# Start of INPUT FOR THIS TASK

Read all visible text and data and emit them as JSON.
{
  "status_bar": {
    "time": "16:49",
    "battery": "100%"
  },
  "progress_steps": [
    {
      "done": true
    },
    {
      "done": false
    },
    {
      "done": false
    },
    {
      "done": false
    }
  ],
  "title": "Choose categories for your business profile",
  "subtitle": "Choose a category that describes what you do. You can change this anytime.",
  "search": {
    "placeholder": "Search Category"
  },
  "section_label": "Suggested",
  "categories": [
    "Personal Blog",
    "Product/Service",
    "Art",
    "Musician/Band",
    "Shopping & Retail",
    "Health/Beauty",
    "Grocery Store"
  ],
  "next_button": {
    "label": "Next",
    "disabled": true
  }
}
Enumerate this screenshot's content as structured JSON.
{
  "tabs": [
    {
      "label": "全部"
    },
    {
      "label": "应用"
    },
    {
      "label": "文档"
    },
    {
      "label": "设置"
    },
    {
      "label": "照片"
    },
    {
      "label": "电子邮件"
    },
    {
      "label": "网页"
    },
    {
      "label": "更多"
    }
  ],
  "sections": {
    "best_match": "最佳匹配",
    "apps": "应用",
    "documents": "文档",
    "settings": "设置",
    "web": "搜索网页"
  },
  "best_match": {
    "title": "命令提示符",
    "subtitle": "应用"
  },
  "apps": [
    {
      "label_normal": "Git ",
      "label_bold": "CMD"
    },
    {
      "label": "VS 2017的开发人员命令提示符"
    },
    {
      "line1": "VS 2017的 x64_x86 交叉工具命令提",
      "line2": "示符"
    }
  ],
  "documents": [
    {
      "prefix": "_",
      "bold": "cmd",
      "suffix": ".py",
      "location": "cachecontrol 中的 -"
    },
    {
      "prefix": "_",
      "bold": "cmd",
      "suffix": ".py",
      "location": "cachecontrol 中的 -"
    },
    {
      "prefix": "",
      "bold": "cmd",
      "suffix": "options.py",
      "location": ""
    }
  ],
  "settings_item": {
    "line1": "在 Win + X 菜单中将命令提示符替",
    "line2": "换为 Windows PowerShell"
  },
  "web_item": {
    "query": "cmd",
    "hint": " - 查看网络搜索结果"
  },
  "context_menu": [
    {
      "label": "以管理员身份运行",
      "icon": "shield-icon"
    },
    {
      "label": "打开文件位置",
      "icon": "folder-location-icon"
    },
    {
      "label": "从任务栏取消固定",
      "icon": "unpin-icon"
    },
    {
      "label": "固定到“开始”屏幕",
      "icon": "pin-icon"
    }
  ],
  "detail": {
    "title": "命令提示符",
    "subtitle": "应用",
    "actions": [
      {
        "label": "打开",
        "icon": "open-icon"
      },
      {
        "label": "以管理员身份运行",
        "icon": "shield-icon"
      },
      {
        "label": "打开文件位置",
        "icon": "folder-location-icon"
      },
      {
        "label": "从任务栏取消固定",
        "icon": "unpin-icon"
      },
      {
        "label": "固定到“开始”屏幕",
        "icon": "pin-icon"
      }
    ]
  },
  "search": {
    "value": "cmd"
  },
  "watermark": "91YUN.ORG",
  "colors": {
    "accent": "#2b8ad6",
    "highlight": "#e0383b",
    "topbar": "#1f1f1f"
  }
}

# End of INPUT FOR THIS TASK

_WHAT YOU NEED TO DO:_ Write down every line of the data above that includes the string "location".

_RESULT:_
      "location": "cachecontrol 中的 -"
      "location": "cachecontrol 中的 -"
      "location": ""
      "icon": "folder-location-icon"
        "icon": "folder-location-icon"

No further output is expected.